## Input records
####

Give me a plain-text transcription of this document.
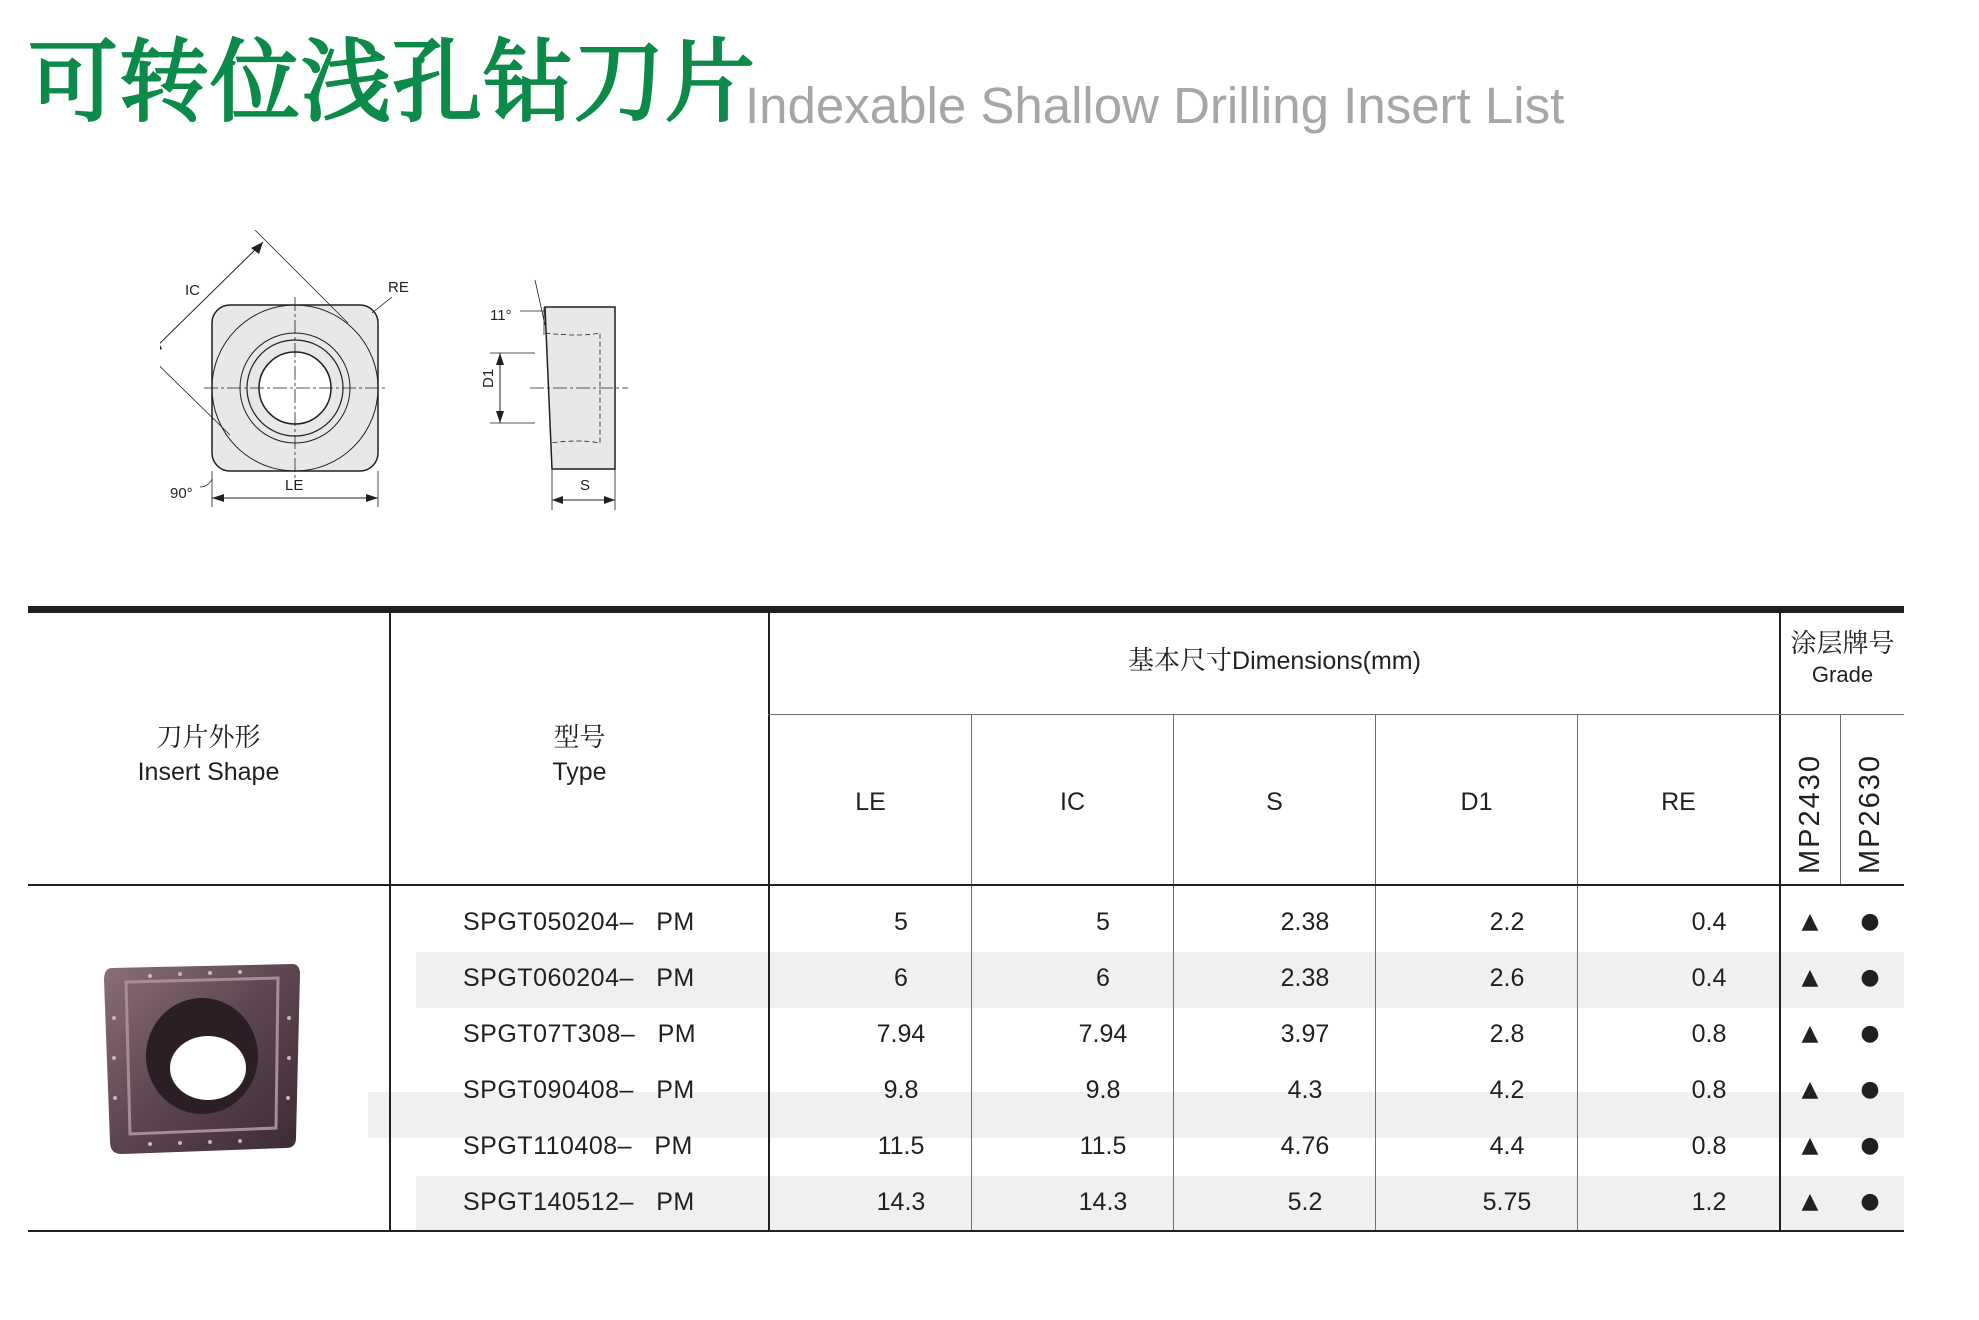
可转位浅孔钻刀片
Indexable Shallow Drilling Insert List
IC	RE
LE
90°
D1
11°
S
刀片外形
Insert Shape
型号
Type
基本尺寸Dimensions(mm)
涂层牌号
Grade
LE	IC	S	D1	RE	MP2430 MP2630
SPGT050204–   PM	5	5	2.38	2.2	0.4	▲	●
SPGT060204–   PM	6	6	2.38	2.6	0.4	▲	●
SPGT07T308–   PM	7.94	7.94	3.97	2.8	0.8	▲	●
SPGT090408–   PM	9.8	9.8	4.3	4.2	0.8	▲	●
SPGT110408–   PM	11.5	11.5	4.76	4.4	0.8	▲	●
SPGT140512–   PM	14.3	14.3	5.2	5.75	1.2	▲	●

####

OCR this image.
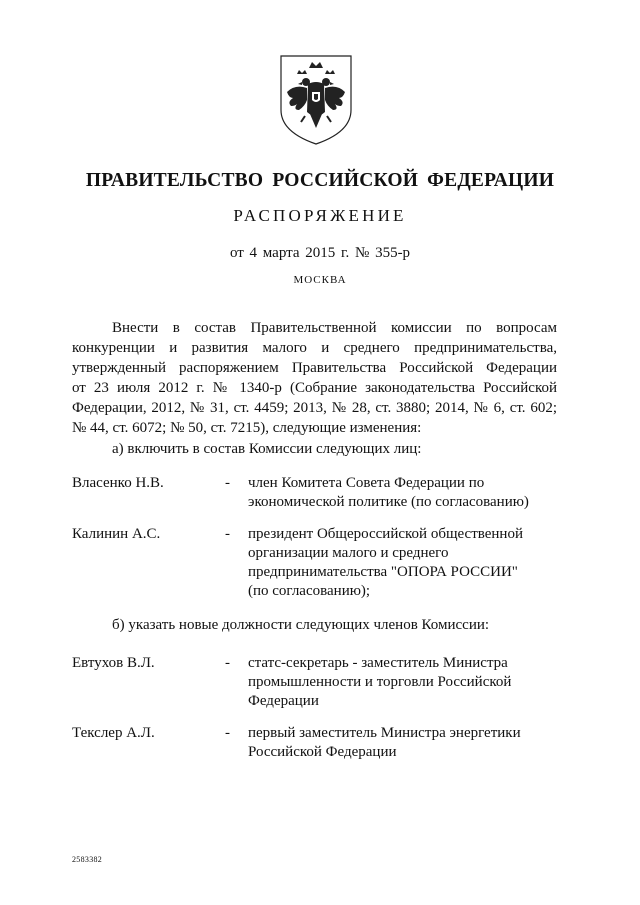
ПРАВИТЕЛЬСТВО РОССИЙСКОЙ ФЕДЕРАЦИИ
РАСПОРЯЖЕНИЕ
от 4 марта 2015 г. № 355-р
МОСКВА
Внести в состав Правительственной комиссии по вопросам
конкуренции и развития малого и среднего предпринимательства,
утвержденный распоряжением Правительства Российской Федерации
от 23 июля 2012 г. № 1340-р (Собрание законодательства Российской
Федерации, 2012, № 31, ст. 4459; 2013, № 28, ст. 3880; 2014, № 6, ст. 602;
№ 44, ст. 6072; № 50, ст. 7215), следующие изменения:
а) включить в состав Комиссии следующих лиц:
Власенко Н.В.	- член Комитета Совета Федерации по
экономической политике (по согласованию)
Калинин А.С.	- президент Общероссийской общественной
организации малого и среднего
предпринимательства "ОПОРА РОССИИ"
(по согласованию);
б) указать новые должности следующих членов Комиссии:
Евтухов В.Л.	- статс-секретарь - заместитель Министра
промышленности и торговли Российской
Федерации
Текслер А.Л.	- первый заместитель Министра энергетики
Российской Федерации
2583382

####

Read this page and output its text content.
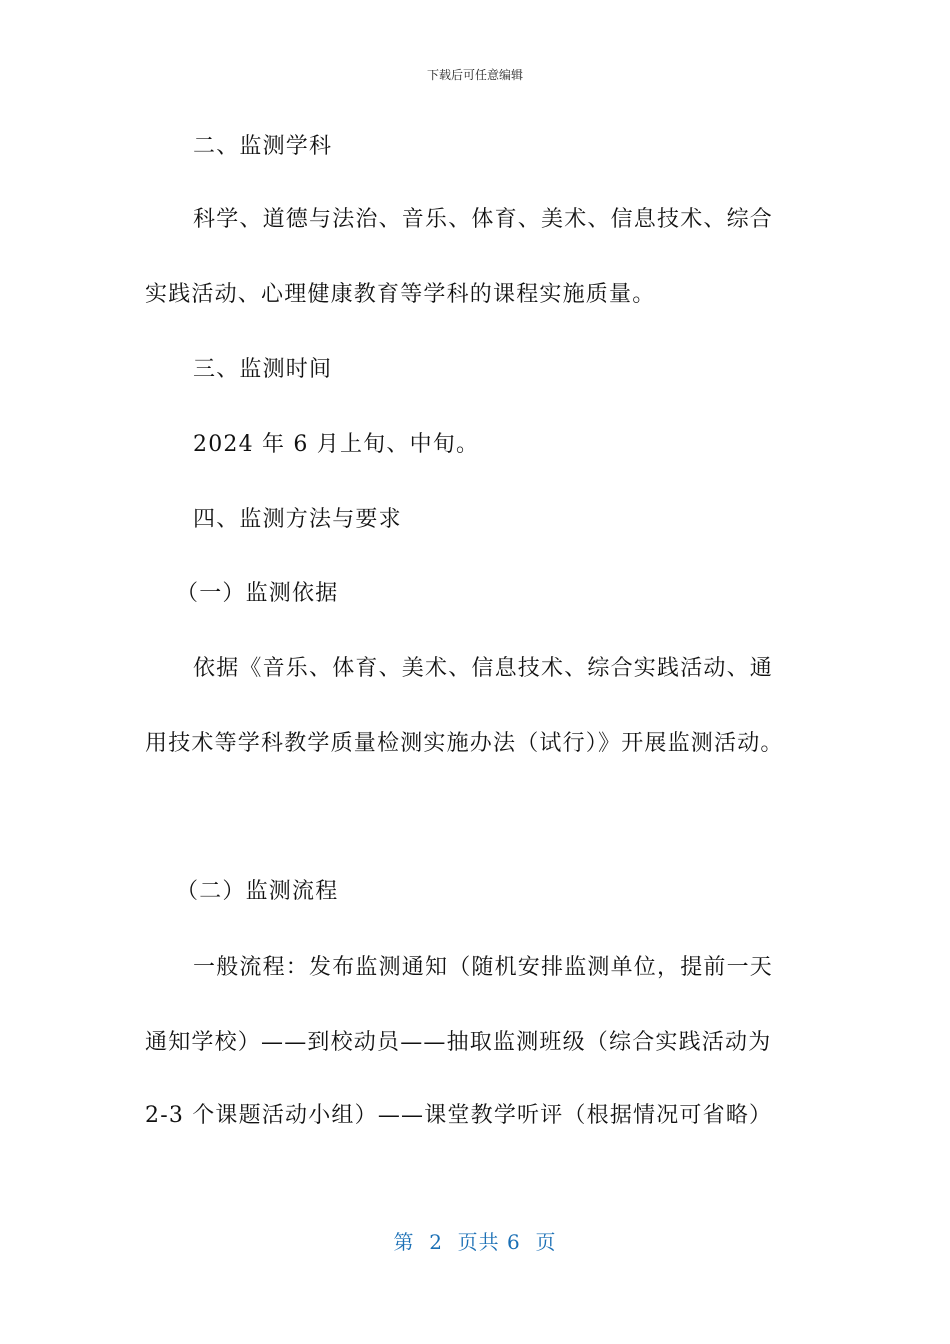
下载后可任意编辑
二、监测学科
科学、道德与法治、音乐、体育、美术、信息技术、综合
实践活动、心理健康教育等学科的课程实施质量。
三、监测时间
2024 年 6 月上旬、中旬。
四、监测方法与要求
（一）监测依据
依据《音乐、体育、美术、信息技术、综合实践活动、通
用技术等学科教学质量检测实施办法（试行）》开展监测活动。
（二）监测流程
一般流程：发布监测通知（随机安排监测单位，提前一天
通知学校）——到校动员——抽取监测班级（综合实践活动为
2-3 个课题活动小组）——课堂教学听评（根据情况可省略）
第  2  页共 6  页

####

## The problem
From the data, collect all lines where the string "text" appears.

## The result
Give me a plain-text transcription of this document.
Read this page and output its text content.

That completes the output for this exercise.